**GIVEN TASK:** Print all the data, keeping every line exactly as it is.

** Start of DATASET EXCERPTS **

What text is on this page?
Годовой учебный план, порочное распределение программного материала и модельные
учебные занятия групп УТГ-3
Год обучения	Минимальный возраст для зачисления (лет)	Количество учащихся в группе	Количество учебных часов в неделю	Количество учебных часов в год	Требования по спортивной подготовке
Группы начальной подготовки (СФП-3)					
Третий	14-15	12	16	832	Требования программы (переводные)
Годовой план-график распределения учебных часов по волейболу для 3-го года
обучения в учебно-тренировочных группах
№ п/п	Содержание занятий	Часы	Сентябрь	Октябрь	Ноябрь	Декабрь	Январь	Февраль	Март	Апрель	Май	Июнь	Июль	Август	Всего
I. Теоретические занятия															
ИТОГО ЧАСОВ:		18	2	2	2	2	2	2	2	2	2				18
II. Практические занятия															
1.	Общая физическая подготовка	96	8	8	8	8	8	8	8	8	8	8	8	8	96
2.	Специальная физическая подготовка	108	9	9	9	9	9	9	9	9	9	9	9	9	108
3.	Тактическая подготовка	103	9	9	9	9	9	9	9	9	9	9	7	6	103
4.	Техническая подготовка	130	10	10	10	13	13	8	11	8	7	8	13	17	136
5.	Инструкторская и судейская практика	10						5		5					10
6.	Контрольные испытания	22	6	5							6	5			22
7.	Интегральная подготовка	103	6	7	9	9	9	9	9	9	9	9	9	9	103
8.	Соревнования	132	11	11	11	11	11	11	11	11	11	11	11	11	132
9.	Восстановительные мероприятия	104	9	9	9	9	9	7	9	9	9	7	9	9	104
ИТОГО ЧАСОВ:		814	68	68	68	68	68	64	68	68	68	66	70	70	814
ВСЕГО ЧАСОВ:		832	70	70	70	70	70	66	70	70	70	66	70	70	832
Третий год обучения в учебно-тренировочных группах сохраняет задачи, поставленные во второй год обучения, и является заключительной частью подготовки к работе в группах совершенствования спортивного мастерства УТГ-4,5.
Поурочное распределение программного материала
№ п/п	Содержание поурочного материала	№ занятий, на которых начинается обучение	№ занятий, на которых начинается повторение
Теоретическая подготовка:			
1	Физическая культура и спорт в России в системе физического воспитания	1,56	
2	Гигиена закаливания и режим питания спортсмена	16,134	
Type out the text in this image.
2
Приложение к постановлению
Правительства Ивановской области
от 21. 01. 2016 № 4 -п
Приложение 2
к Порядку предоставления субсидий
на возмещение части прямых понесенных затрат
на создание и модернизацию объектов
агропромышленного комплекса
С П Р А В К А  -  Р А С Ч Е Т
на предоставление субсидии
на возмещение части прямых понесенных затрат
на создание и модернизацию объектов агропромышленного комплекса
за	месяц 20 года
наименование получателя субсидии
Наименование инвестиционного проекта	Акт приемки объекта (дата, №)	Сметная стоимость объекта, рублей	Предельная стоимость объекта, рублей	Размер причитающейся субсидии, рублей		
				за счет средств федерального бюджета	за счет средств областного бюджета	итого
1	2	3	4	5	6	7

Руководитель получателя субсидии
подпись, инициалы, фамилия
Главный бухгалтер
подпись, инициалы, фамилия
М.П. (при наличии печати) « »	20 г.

** End of DATASET EXCERPTS **

**THE SOLUTION:**
What text is on this page?
Годовой учебный план, порочное распределение программного материала и модельные
учебные занятия групп УТГ-3
Год обучения	Минимальный возраст для зачисления (лет)	Количество учащихся в группе	Количество учебных часов в неделю	Количество учебных часов в год	Требования по спортивной подготовке
Группы начальной подготовки (СФП-3)					
Третий	14-15	12	16	832	Требования программы (переводные)
Годовой план-график распределения учебных часов по волейболу для 3-го года
обучения в учебно-тренировочных группах
№ п/п	Содержание занятий	Часы	Сентябрь	Октябрь	Ноябрь	Декабрь	Январь	Февраль	Март	Апрель	Май	Июнь	Июль	Август	Всего
I. Теоретические занятия															
ИТОГО ЧАСОВ:		18	2	2	2	2	2	2	2	2	2				18
II. Практические занятия															
1.	Общая физическая подготовка	96	8	8	8	8	8	8	8	8	8	8	8	8	96
2.	Специальная физическая подготовка	108	9	9	9	9	9	9	9	9	9	9	9	9	108
3.	Тактическая подготовка	103	9	9	9	9	9	9	9	9	9	9	7	6	103
4.	Техническая подготовка	130	10	10	10	13	13	8	11	8	7	8	13	17	136
5.	Инструкторская и судейская практика	10						5		5					10
6.	Контрольные испытания	22	6	5							6	5			22
7.	Интегральная подготовка	103	6	7	9	9	9	9	9	9	9	9	9	9	103
8.	Соревнования	132	11	11	11	11	11	11	11	11	11	11	11	11	132
9.	Восстановительные мероприятия	104	9	9	9	9	9	7	9	9	9	7	9	9	104
ИТОГО ЧАСОВ:		814	68	68	68	68	68	64	68	68	68	66	70	70	814
ВСЕГО ЧАСОВ:		832	70	70	70	70	70	66	70	70	70	66	70	70	832
Третий год обучения в учебно-тренировочных группах сохраняет задачи, поставленные во второй год обучения, и является заключительной частью подготовки к работе в группах совершенствования спортивного мастерства УТГ-4,5.
Поурочное распределение программного материала
№ п/п	Содержание поурочного материала	№ занятий, на которых начинается обучение	№ занятий, на которых начинается повторение
Теоретическая подготовка:			
1	Физическая культура и спорт в России в системе физического воспитания	1,56	
2	Гигиена закаливания и режим питания спортсмена	16,134	
Type out the text in this image.
2
Приложение к постановлению
Правительства Ивановской области
от 21. 01. 2016 № 4 -п
Приложение 2
к Порядку предоставления субсидий
на возмещение части прямых понесенных затрат
на создание и модернизацию объектов
агропромышленного комплекса
С П Р А В К А  -  Р А С Ч Е Т
на предоставление субсидии
на возмещение части прямых понесенных затрат
на создание и модернизацию объектов агропромышленного комплекса
за	месяц 20 года
наименование получателя субсидии
Наименование инвестиционного проекта	Акт приемки объекта (дата, №)	Сметная стоимость объекта, рублей	Предельная стоимость объекта, рублей	Размер причитающейся субсидии, рублей		
				за счет средств федерального бюджета	за счет средств областного бюджета	итого
1	2	3	4	5	6	7

Руководитель получателя субсидии
подпись, инициалы, фамилия
Главный бухгалтер
подпись, инициалы, фамилия
М.П. (при наличии печати) « »	20 г.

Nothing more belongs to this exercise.